# Start of Stored rows

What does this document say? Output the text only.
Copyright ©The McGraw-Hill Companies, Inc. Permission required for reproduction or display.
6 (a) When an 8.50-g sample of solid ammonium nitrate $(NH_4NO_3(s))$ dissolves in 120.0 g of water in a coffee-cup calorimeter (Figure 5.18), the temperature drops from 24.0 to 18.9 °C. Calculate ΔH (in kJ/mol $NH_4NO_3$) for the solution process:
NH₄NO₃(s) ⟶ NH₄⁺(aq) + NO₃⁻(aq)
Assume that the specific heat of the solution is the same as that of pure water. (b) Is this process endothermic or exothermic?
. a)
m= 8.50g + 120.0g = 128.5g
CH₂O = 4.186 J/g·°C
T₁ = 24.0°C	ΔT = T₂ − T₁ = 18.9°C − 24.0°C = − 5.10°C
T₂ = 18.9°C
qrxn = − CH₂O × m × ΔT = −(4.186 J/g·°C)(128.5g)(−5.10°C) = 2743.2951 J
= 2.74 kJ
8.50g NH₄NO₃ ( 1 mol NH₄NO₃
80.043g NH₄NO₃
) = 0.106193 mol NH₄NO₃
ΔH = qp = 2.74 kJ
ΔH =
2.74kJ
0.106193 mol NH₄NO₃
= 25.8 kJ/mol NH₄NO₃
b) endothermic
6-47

# End of Stored rows

[Your task]: Restate each record exactly as written.

[Reply]:
What does this document say? Output the text only.
Copyright ©The McGraw-Hill Companies, Inc. Permission required for reproduction or display.
6 (a) When an 8.50-g sample of solid ammonium nitrate $(NH_4NO_3(s))$ dissolves in 120.0 g of water in a coffee-cup calorimeter (Figure 5.18), the temperature drops from 24.0 to 18.9 °C. Calculate ΔH (in kJ/mol $NH_4NO_3$) for the solution process:
NH₄NO₃(s) ⟶ NH₄⁺(aq) + NO₃⁻(aq)
Assume that the specific heat of the solution is the same as that of pure water. (b) Is this process endothermic or exothermic?
. a)
m= 8.50g + 120.0g = 128.5g
CH₂O = 4.186 J/g·°C
T₁ = 24.0°C	ΔT = T₂ − T₁ = 18.9°C − 24.0°C = − 5.10°C
T₂ = 18.9°C
qrxn = − CH₂O × m × ΔT = −(4.186 J/g·°C)(128.5g)(−5.10°C) = 2743.2951 J
= 2.74 kJ
8.50g NH₄NO₃ ( 1 mol NH₄NO₃
80.043g NH₄NO₃
) = 0.106193 mol NH₄NO₃
ΔH = qp = 2.74 kJ
ΔH =
2.74kJ
0.106193 mol NH₄NO₃
= 25.8 kJ/mol NH₄NO₃
b) endothermic
6-47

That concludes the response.